AIM OF THE TASK
Tally the lines below that contain the word "Omega", and give only that number.

SOURCE RECORDS
>>
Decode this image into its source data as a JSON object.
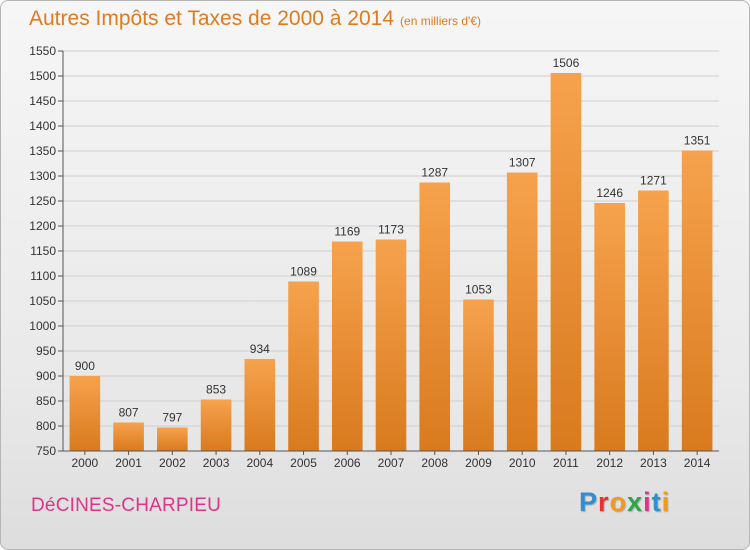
{
  "header": {
    "title": "Autres Impôts et Taxes de 2000 à 2014",
    "unit": "(en milliers d'€)"
  },
  "footer": {
    "city": "DéCINES-CHARPIEU",
    "logo_letters": [
      "P",
      "r",
      "o",
      "x",
      "i",
      "t",
      "i"
    ],
    "logo_colors": [
      "#2f8fd0",
      "#e8312f",
      "#f39a1e",
      "#2aa84a",
      "#e0338a",
      "#2f8fd0",
      "#f39a1e"
    ]
  },
  "chart_data": {
    "type": "bar",
    "title": "Autres Impôts et Taxes de 2000 à 2014",
    "categories": [
      "2000",
      "2001",
      "2002",
      "2003",
      "2004",
      "2005",
      "2006",
      "2007",
      "2008",
      "2009",
      "2010",
      "2011",
      "2012",
      "2013",
      "2014"
    ],
    "values": [
      900,
      807,
      797,
      853,
      934,
      1089,
      1169,
      1173,
      1287,
      1053,
      1307,
      1506,
      1246,
      1271,
      1351
    ],
    "ylim": [
      750,
      1550
    ],
    "yticks": [
      750,
      800,
      850,
      900,
      950,
      1000,
      1050,
      1100,
      1150,
      1200,
      1250,
      1300,
      1350,
      1400,
      1450,
      1500,
      1550
    ],
    "grid": true,
    "legend": "none",
    "bar_color_top": "#f6a24d",
    "bar_color_bottom": "#d97a1e"
  }
}
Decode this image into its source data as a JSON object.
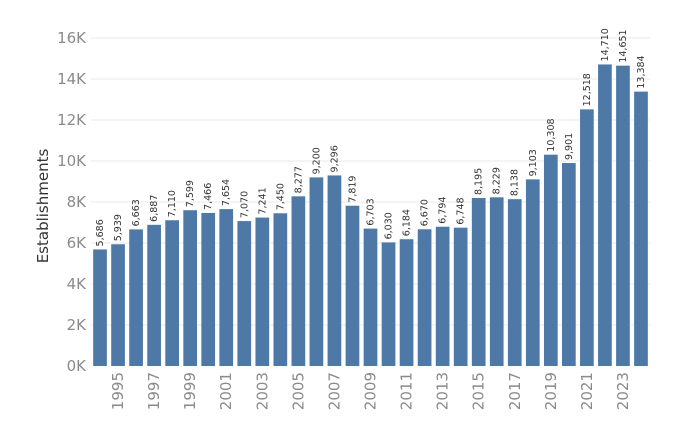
{
  "chart_data": {
    "type": "bar",
    "title": "",
    "xlabel": "",
    "ylabel": "Establishments",
    "categories": [
      "1994",
      "1995",
      "1996",
      "1997",
      "1998",
      "1999",
      "2000",
      "2001",
      "2002",
      "2003",
      "2004",
      "2005",
      "2006",
      "2007",
      "2008",
      "2009",
      "2010",
      "2011",
      "2012",
      "2013",
      "2014",
      "2015",
      "2016",
      "2017",
      "2018",
      "2019",
      "2020",
      "2021",
      "2022",
      "2023",
      "2024"
    ],
    "values": [
      5686,
      5939,
      6663,
      6887,
      7110,
      7599,
      7466,
      7654,
      7070,
      7241,
      7450,
      8277,
      9200,
      9296,
      7819,
      6703,
      6030,
      6184,
      6670,
      6794,
      6748,
      8195,
      8229,
      8138,
      9103,
      10308,
      9901,
      12518,
      14710,
      14651,
      13384
    ],
    "value_labels": [
      "5,686",
      "5,939",
      "6,663",
      "6,887",
      "7,110",
      "7,599",
      "7,466",
      "7,654",
      "7,070",
      "7,241",
      "7,450",
      "8,277",
      "9,200",
      "9,296",
      "7,819",
      "6,703",
      "6,030",
      "6,184",
      "6,670",
      "6,794",
      "6,748",
      "8,195",
      "8,229",
      "8,138",
      "9,103",
      "10,308",
      "9,901",
      "12,518",
      "14,710",
      "14,651",
      "13,384"
    ],
    "x_tick_labels": [
      "1995",
      "1997",
      "1999",
      "2001",
      "2003",
      "2005",
      "2007",
      "2009",
      "2011",
      "2013",
      "2015",
      "2017",
      "2019",
      "2021",
      "2023"
    ],
    "y_ticks": [
      0,
      2000,
      4000,
      6000,
      8000,
      10000,
      12000,
      14000,
      16000
    ],
    "y_tick_labels": [
      "0K",
      "2K",
      "4K",
      "6K",
      "8K",
      "10K",
      "12K",
      "14K",
      "16K"
    ],
    "ylim": [
      0,
      16000
    ],
    "grid": true,
    "legend": "none",
    "bar_color": "#4e79a7"
  }
}
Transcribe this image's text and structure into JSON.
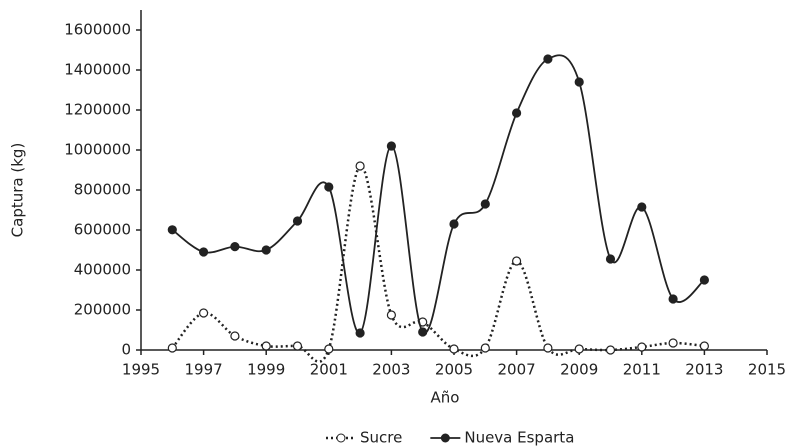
{
  "chart_data": {
    "type": "line",
    "x_label": "Año",
    "y_label": "Captura (kg)",
    "x": [
      1996,
      1997,
      1998,
      1999,
      2000,
      2001,
      2002,
      2003,
      2004,
      2005,
      2006,
      2007,
      2008,
      2009,
      2010,
      2011,
      2012,
      2013
    ],
    "series": [
      {
        "name": "Sucre",
        "color": "#222222",
        "dashed": true,
        "marker": "open",
        "values": [
          10000,
          185000,
          70000,
          20000,
          20000,
          5000,
          920000,
          175000,
          140000,
          5000,
          10000,
          445000,
          10000,
          5000,
          0,
          15000,
          35000,
          20000
        ]
      },
      {
        "name": "Nueva Esparta",
        "color": "#222222",
        "dashed": false,
        "marker": "filled",
        "values": [
          601000,
          490000,
          517000,
          500000,
          645000,
          815000,
          85000,
          1020000,
          90000,
          630000,
          730000,
          1185000,
          1455000,
          1340000,
          455000,
          715000,
          255000,
          350000
        ]
      }
    ],
    "xlim": [
      1995,
      2015
    ],
    "xticks": [
      1995,
      1997,
      1999,
      2001,
      2003,
      2005,
      2007,
      2009,
      2011,
      2013,
      2015
    ],
    "ylim": [
      0,
      1600000
    ],
    "yticks": [
      0,
      200000,
      400000,
      600000,
      800000,
      1000000,
      1200000,
      1400000,
      1600000
    ],
    "grid": false,
    "legend": "bottom"
  }
}
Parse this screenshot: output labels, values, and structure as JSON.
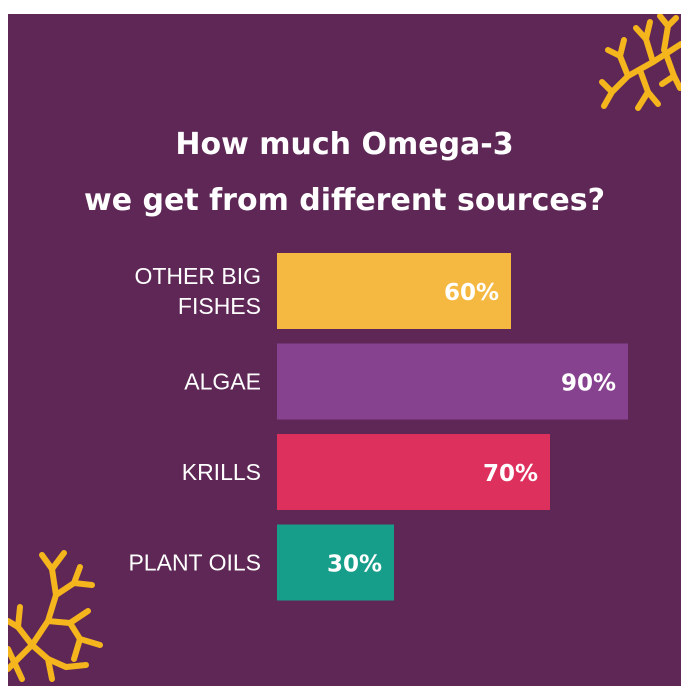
{
  "title_lines": [
    "How much Omega-3",
    "we get from different sources?"
  ],
  "colors": {
    "background": "#5e2756",
    "coral": "#f5b51c",
    "text": "#ffffff"
  },
  "decorations": [
    "coral-top-right",
    "coral-bottom-left"
  ],
  "chart_data": {
    "type": "bar",
    "orientation": "horizontal",
    "title": "How much Omega-3 we get from different sources?",
    "unit": "%",
    "categories": [
      "OTHER BIG FISHES",
      "ALGAE",
      "KRILLS",
      "PLANT OILS"
    ],
    "category_lines": [
      [
        "OTHER BIG",
        "FISHES"
      ],
      [
        "ALGAE"
      ],
      [
        "KRILLS"
      ],
      [
        "PLANT OILS"
      ]
    ],
    "values": [
      60,
      90,
      70,
      30
    ],
    "value_labels": [
      "60%",
      "90%",
      "70%",
      "30%"
    ],
    "bar_colors": [
      "#f5b841",
      "#86418f",
      "#de305c",
      "#179e8b"
    ],
    "xlim": [
      0,
      100
    ],
    "grid": false,
    "legend": "none",
    "xlabel": "",
    "ylabel": ""
  }
}
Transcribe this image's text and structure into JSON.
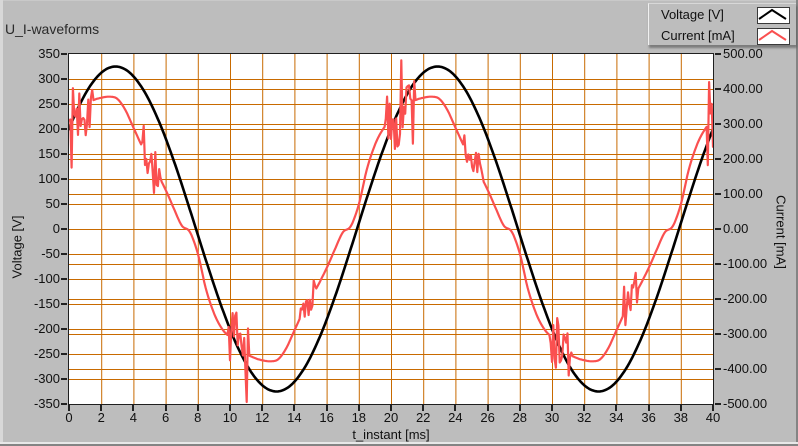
{
  "window": {
    "title": "U_I-waveforms"
  },
  "legend": {
    "items": [
      {
        "label": "Voltage [V]",
        "color": "#000000"
      },
      {
        "label": "Current [mA]",
        "color": "#fa5050"
      }
    ]
  },
  "chart_data": {
    "type": "line",
    "title": "U_I-waveforms",
    "xlabel": "t_instant [ms]",
    "x_range": [
      0,
      40
    ],
    "x_tick_step": 2,
    "x_ticks": [
      "0",
      "2",
      "4",
      "6",
      "8",
      "10",
      "12",
      "14",
      "16",
      "18",
      "20",
      "22",
      "24",
      "26",
      "28",
      "30",
      "32",
      "34",
      "36",
      "38",
      "40"
    ],
    "left_axis": {
      "label": "Voltage [V]",
      "range": [
        -350,
        350
      ],
      "tick_step": 50,
      "ticks": [
        "350",
        "300",
        "250",
        "200",
        "150",
        "100",
        "50",
        "0",
        "-50",
        "-100",
        "-150",
        "-200",
        "-250",
        "-300",
        "-350"
      ]
    },
    "right_axis": {
      "label": "Current [mA]",
      "range": [
        -500,
        500
      ],
      "tick_step": 100,
      "ticks": [
        "500.00",
        "400.00",
        "300.00",
        "200.00",
        "100.00",
        "0.00",
        "-100.00",
        "-200.00",
        "-300.00",
        "-400.00",
        "-500.00"
      ]
    },
    "grid": true,
    "grid_color": "#c86a00",
    "plot_bg": "#ffffff",
    "legend_position": "top-right",
    "key_values": {
      "voltage_amplitude_v": 325,
      "voltage_at_t0_v": 200,
      "voltage_peak_time_ms": 2.9,
      "current_peak_ma": 380,
      "period_ms": 20
    },
    "series": [
      {
        "name": "Voltage [V]",
        "axis": "left",
        "color": "#000000",
        "width": 2.6,
        "model": {
          "kind": "sine",
          "amplitude": 325,
          "period_ms": 20,
          "phase_deg": 38
        }
      },
      {
        "name": "Current [mA]",
        "axis": "right",
        "color": "#fa5050",
        "width": 2.2,
        "anchors_t_ms": [
          0,
          0.5,
          1,
          1.5,
          2,
          2.5,
          3,
          3.5,
          4,
          4.5,
          5,
          5.5,
          6,
          6.5,
          7,
          7.5,
          8,
          8.5,
          9,
          9.5,
          10,
          10.5,
          11,
          11.5,
          12,
          12.5,
          13,
          13.5,
          14,
          14.5,
          15,
          15.5,
          16,
          16.5,
          17,
          17.5,
          18,
          18.5,
          19,
          19.5,
          20
        ],
        "anchors_ma": [
          310,
          336,
          356,
          368,
          375,
          378,
          372,
          340,
          290,
          240,
          200,
          158,
          112,
          60,
          10,
          -8,
          -70,
          -170,
          -240,
          -285,
          -310,
          -336,
          -356,
          -368,
          -375,
          -378,
          -372,
          -340,
          -290,
          -240,
          -200,
          -158,
          -112,
          -60,
          -10,
          8,
          70,
          170,
          240,
          285,
          310
        ],
        "repeat_period_ms": 20,
        "noise_bursts_ms": [
          [
            0.15,
            1.5
          ],
          [
            4.5,
            5.7
          ],
          [
            9.9,
            11.2
          ],
          [
            14.4,
            15.3
          ],
          [
            19.6,
            20.0
          ]
        ],
        "noise_peaks_ma": [
          85,
          60,
          85,
          50,
          85
        ]
      }
    ]
  }
}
<<
IN RESPONSE
2